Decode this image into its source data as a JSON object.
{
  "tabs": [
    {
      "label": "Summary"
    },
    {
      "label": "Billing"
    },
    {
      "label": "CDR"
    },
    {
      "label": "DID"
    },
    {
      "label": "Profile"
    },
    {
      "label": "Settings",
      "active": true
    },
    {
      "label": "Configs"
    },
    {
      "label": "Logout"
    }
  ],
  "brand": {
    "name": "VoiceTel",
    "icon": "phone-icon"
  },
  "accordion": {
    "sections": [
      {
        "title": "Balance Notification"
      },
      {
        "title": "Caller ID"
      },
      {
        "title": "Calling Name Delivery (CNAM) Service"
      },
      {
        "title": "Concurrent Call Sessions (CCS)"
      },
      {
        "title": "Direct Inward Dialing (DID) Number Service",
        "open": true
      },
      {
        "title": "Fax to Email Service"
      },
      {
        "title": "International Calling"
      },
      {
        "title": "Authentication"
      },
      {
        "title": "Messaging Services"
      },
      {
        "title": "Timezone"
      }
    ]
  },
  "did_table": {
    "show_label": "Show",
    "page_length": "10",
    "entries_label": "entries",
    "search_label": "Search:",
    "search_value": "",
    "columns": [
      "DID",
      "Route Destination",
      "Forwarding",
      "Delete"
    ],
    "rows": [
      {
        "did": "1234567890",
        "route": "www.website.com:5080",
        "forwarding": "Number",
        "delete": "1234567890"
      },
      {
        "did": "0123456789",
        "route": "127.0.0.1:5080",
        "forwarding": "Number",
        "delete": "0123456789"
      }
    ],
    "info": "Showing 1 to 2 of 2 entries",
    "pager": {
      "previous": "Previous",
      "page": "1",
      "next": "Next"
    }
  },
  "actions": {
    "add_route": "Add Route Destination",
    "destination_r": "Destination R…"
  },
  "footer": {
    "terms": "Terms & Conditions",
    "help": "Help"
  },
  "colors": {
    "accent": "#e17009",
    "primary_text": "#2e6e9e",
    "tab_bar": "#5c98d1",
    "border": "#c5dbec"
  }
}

_ _ _ _

◆ **WHAT THE EXERCISE ASKS**
Copy the data above in full, character for character.

◆ **COMPLETE OUTPUT**
Decode this image into its source data as a JSON object.
{
  "tabs": [
    {
      "label": "Summary"
    },
    {
      "label": "Billing"
    },
    {
      "label": "CDR"
    },
    {
      "label": "DID"
    },
    {
      "label": "Profile"
    },
    {
      "label": "Settings",
      "active": true
    },
    {
      "label": "Configs"
    },
    {
      "label": "Logout"
    }
  ],
  "brand": {
    "name": "VoiceTel",
    "icon": "phone-icon"
  },
  "accordion": {
    "sections": [
      {
        "title": "Balance Notification"
      },
      {
        "title": "Caller ID"
      },
      {
        "title": "Calling Name Delivery (CNAM) Service"
      },
      {
        "title": "Concurrent Call Sessions (CCS)"
      },
      {
        "title": "Direct Inward Dialing (DID) Number Service",
        "open": true
      },
      {
        "title": "Fax to Email Service"
      },
      {
        "title": "International Calling"
      },
      {
        "title": "Authentication"
      },
      {
        "title": "Messaging Services"
      },
      {
        "title": "Timezone"
      }
    ]
  },
  "did_table": {
    "show_label": "Show",
    "page_length": "10",
    "entries_label": "entries",
    "search_label": "Search:",
    "search_value": "",
    "columns": [
      "DID",
      "Route Destination",
      "Forwarding",
      "Delete"
    ],
    "rows": [
      {
        "did": "1234567890",
        "route": "www.website.com:5080",
        "forwarding": "Number",
        "delete": "1234567890"
      },
      {
        "did": "0123456789",
        "route": "127.0.0.1:5080",
        "forwarding": "Number",
        "delete": "0123456789"
      }
    ],
    "info": "Showing 1 to 2 of 2 entries",
    "pager": {
      "previous": "Previous",
      "page": "1",
      "next": "Next"
    }
  },
  "actions": {
    "add_route": "Add Route Destination",
    "destination_r": "Destination R…"
  },
  "footer": {
    "terms": "Terms & Conditions",
    "help": "Help"
  },
  "colors": {
    "accent": "#e17009",
    "primary_text": "#2e6e9e",
    "tab_bar": "#5c98d1",
    "border": "#c5dbec"
  }
}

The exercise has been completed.